Brief: Restate the full set of records exactly, word for word.

Data excerpts:
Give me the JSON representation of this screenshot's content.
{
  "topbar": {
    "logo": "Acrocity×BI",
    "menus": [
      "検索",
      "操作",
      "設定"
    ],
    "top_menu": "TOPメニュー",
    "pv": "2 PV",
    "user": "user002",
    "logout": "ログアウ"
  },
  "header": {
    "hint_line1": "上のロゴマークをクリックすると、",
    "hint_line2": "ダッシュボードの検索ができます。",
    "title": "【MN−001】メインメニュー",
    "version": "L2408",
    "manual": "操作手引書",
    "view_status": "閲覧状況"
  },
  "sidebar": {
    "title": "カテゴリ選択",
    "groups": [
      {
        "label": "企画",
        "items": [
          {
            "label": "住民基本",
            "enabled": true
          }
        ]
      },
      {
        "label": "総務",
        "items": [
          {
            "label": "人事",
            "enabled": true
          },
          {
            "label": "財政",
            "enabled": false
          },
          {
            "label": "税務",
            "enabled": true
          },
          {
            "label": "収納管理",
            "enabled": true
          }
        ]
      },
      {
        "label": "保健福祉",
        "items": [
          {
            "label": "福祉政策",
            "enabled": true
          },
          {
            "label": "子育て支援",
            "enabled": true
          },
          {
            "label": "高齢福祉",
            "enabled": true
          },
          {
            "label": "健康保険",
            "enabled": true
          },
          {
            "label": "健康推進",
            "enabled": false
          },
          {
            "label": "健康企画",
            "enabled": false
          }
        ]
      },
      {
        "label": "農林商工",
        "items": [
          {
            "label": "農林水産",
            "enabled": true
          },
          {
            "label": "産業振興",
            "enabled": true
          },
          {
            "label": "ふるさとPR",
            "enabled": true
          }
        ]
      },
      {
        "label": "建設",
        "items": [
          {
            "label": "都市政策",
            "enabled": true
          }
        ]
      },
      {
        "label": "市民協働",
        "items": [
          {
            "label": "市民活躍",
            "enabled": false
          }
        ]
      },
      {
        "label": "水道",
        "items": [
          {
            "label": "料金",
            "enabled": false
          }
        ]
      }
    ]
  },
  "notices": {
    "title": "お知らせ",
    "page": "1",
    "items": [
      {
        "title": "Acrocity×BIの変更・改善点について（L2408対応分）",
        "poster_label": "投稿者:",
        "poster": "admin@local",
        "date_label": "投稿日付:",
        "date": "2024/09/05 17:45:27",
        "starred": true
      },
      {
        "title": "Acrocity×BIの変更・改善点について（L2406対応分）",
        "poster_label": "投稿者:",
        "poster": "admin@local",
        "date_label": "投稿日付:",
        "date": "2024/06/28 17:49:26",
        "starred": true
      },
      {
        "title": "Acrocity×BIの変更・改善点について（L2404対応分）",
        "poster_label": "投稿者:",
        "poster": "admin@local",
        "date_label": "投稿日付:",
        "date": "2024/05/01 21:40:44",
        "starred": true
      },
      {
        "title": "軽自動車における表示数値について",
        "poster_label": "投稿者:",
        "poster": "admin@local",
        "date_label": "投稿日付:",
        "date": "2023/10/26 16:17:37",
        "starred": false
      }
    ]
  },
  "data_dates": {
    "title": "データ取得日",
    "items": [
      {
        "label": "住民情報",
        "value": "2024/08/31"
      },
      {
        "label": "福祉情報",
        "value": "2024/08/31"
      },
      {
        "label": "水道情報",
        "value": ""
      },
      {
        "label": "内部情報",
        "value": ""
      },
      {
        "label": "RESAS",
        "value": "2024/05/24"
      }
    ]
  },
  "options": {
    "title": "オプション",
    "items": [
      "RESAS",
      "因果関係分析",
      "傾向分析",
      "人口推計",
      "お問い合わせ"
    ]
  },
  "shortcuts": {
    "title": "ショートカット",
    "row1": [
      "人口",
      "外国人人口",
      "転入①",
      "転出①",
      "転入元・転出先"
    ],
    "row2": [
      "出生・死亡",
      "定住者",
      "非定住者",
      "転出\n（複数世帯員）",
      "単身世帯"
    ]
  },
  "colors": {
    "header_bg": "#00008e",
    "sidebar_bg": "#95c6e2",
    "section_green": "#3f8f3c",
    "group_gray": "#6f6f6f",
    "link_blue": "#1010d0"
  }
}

Answer for this exercise:
Give me the JSON representation of this screenshot's content.
{
  "topbar": {
    "logo": "Acrocity×BI",
    "menus": [
      "検索",
      "操作",
      "設定"
    ],
    "top_menu": "TOPメニュー",
    "pv": "2 PV",
    "user": "user002",
    "logout": "ログアウ"
  },
  "header": {
    "hint_line1": "上のロゴマークをクリックすると、",
    "hint_line2": "ダッシュボードの検索ができます。",
    "title": "【MN−001】メインメニュー",
    "version": "L2408",
    "manual": "操作手引書",
    "view_status": "閲覧状況"
  },
  "sidebar": {
    "title": "カテゴリ選択",
    "groups": [
      {
        "label": "企画",
        "items": [
          {
            "label": "住民基本",
            "enabled": true
          }
        ]
      },
      {
        "label": "総務",
        "items": [
          {
            "label": "人事",
            "enabled": true
          },
          {
            "label": "財政",
            "enabled": false
          },
          {
            "label": "税務",
            "enabled": true
          },
          {
            "label": "収納管理",
            "enabled": true
          }
        ]
      },
      {
        "label": "保健福祉",
        "items": [
          {
            "label": "福祉政策",
            "enabled": true
          },
          {
            "label": "子育て支援",
            "enabled": true
          },
          {
            "label": "高齢福祉",
            "enabled": true
          },
          {
            "label": "健康保険",
            "enabled": true
          },
          {
            "label": "健康推進",
            "enabled": false
          },
          {
            "label": "健康企画",
            "enabled": false
          }
        ]
      },
      {
        "label": "農林商工",
        "items": [
          {
            "label": "農林水産",
            "enabled": true
          },
          {
            "label": "産業振興",
            "enabled": true
          },
          {
            "label": "ふるさとPR",
            "enabled": true
          }
        ]
      },
      {
        "label": "建設",
        "items": [
          {
            "label": "都市政策",
            "enabled": true
          }
        ]
      },
      {
        "label": "市民協働",
        "items": [
          {
            "label": "市民活躍",
            "enabled": false
          }
        ]
      },
      {
        "label": "水道",
        "items": [
          {
            "label": "料金",
            "enabled": false
          }
        ]
      }
    ]
  },
  "notices": {
    "title": "お知らせ",
    "page": "1",
    "items": [
      {
        "title": "Acrocity×BIの変更・改善点について（L2408対応分）",
        "poster_label": "投稿者:",
        "poster": "admin@local",
        "date_label": "投稿日付:",
        "date": "2024/09/05 17:45:27",
        "starred": true
      },
      {
        "title": "Acrocity×BIの変更・改善点について（L2406対応分）",
        "poster_label": "投稿者:",
        "poster": "admin@local",
        "date_label": "投稿日付:",
        "date": "2024/06/28 17:49:26",
        "starred": true
      },
      {
        "title": "Acrocity×BIの変更・改善点について（L2404対応分）",
        "poster_label": "投稿者:",
        "poster": "admin@local",
        "date_label": "投稿日付:",
        "date": "2024/05/01 21:40:44",
        "starred": true
      },
      {
        "title": "軽自動車における表示数値について",
        "poster_label": "投稿者:",
        "poster": "admin@local",
        "date_label": "投稿日付:",
        "date": "2023/10/26 16:17:37",
        "starred": false
      }
    ]
  },
  "data_dates": {
    "title": "データ取得日",
    "items": [
      {
        "label": "住民情報",
        "value": "2024/08/31"
      },
      {
        "label": "福祉情報",
        "value": "2024/08/31"
      },
      {
        "label": "水道情報",
        "value": ""
      },
      {
        "label": "内部情報",
        "value": ""
      },
      {
        "label": "RESAS",
        "value": "2024/05/24"
      }
    ]
  },
  "options": {
    "title": "オプション",
    "items": [
      "RESAS",
      "因果関係分析",
      "傾向分析",
      "人口推計",
      "お問い合わせ"
    ]
  },
  "shortcuts": {
    "title": "ショートカット",
    "row1": [
      "人口",
      "外国人人口",
      "転入①",
      "転出①",
      "転入元・転出先"
    ],
    "row2": [
      "出生・死亡",
      "定住者",
      "非定住者",
      "転出\n（複数世帯員）",
      "単身世帯"
    ]
  },
  "colors": {
    "header_bg": "#00008e",
    "sidebar_bg": "#95c6e2",
    "section_green": "#3f8f3c",
    "group_gray": "#6f6f6f",
    "link_blue": "#1010d0"
  }
}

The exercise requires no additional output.